** Start MATERIAL FOR THIS TASK **

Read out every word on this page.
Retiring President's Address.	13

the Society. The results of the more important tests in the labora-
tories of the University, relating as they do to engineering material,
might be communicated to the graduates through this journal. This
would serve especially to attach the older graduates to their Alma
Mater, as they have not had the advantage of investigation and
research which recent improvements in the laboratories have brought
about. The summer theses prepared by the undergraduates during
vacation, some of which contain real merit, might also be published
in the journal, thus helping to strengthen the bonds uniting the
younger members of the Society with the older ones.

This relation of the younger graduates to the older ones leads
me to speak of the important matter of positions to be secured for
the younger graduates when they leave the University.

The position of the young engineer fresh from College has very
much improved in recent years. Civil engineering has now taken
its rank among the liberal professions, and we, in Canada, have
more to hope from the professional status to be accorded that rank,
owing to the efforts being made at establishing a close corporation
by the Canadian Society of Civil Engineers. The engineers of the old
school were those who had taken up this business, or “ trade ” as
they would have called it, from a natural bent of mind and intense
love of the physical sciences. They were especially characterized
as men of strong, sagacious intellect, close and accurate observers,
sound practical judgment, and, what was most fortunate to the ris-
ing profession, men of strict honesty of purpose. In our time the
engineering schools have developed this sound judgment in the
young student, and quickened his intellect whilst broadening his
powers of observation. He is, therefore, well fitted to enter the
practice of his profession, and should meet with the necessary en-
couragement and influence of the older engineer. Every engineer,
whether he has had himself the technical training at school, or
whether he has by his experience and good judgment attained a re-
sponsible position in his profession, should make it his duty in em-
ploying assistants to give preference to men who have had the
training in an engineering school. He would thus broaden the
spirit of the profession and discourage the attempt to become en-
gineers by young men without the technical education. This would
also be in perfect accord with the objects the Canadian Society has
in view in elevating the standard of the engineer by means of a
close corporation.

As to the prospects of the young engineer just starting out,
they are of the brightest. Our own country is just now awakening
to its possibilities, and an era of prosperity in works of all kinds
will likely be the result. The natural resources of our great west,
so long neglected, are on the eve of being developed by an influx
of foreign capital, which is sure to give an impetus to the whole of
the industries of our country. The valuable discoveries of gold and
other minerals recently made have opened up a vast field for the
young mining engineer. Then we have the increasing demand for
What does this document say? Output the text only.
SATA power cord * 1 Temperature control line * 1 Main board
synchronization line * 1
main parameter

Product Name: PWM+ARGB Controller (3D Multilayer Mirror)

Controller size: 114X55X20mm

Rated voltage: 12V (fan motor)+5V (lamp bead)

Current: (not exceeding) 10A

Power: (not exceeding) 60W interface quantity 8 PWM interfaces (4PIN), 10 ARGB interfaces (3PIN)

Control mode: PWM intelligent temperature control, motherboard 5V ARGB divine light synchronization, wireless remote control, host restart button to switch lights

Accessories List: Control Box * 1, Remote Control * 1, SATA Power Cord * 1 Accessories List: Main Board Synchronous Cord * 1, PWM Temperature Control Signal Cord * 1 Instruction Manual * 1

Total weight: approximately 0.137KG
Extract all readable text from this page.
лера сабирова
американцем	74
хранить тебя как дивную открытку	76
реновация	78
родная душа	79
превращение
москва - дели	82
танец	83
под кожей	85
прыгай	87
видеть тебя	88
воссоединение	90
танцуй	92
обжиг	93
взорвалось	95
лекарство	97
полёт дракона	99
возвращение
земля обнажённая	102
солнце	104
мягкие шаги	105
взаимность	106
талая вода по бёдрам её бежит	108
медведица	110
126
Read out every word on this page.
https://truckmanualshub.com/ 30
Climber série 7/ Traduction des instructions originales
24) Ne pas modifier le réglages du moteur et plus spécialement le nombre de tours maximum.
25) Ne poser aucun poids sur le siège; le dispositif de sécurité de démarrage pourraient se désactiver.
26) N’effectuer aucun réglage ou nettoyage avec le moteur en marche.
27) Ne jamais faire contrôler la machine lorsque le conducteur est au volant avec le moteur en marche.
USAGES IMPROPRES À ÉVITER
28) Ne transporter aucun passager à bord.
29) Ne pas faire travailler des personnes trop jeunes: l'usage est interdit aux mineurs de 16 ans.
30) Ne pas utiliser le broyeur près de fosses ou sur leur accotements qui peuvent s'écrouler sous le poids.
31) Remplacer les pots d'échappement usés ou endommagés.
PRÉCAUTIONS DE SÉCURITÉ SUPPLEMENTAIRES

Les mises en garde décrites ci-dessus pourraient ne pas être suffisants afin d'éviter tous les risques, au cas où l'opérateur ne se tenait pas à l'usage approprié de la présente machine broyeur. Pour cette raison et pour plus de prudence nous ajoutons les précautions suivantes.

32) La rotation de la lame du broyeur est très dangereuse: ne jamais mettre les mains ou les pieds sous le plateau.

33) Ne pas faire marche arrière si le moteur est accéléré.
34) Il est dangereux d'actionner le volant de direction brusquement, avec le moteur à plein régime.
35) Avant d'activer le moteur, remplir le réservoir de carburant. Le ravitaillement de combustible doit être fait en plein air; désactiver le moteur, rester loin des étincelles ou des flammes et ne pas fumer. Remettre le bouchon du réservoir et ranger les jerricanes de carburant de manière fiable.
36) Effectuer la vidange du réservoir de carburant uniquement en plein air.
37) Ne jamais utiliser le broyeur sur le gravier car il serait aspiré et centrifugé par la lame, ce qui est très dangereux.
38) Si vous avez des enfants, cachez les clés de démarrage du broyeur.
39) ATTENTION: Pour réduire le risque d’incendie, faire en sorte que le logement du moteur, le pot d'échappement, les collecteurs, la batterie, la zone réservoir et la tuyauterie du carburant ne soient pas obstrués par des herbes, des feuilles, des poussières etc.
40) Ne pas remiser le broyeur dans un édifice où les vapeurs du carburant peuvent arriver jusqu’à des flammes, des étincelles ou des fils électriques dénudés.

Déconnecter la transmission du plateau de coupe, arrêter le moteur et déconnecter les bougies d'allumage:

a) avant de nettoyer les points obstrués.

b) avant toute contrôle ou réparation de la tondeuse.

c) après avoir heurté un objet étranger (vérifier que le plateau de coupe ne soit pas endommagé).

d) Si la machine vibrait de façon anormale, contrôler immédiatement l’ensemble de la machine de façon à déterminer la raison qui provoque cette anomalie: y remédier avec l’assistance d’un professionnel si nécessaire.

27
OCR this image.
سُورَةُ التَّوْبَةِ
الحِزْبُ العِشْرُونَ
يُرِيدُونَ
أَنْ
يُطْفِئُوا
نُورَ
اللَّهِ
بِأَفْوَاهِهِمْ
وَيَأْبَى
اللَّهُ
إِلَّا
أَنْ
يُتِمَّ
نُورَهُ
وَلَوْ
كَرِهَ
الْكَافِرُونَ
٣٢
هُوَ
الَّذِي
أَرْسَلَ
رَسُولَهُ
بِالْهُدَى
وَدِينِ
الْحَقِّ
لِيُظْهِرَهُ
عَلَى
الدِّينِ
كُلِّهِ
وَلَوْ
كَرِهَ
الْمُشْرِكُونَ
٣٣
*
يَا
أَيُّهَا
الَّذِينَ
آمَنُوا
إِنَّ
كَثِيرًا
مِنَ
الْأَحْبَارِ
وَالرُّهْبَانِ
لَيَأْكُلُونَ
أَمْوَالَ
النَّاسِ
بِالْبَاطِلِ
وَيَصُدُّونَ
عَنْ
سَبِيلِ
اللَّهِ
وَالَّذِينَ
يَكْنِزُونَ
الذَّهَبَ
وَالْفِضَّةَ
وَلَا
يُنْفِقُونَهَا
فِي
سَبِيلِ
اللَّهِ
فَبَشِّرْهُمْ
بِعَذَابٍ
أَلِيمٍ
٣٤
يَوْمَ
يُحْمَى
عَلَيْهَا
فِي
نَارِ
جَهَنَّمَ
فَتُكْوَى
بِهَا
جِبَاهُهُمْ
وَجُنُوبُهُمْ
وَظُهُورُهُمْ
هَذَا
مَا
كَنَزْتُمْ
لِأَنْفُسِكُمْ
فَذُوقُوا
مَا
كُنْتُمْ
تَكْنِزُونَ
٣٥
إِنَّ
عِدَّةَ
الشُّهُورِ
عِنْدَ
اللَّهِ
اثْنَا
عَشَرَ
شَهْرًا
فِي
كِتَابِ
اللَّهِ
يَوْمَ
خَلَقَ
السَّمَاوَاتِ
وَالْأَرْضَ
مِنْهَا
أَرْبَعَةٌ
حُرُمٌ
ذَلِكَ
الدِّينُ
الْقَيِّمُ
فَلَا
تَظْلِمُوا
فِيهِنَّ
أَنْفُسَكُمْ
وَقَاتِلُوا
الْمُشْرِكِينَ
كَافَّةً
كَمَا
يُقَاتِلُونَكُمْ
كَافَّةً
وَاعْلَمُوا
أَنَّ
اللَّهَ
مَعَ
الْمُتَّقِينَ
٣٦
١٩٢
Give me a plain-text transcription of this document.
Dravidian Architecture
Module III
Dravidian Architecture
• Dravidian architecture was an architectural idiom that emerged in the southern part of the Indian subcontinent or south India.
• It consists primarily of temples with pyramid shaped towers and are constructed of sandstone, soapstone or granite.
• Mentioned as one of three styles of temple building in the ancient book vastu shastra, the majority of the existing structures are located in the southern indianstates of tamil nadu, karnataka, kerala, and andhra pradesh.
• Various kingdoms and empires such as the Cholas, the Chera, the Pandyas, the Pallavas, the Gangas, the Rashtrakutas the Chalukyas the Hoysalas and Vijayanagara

** End MATERIAL FOR THIS TASK **

GIVEN EXERCISE
Where a line of the material above holds the string "country", copy that line.

COMPLETED EXERCISE
they are of the brightest. Our own country is just now awakening
the industries of our country. The valuable discoveries of gold and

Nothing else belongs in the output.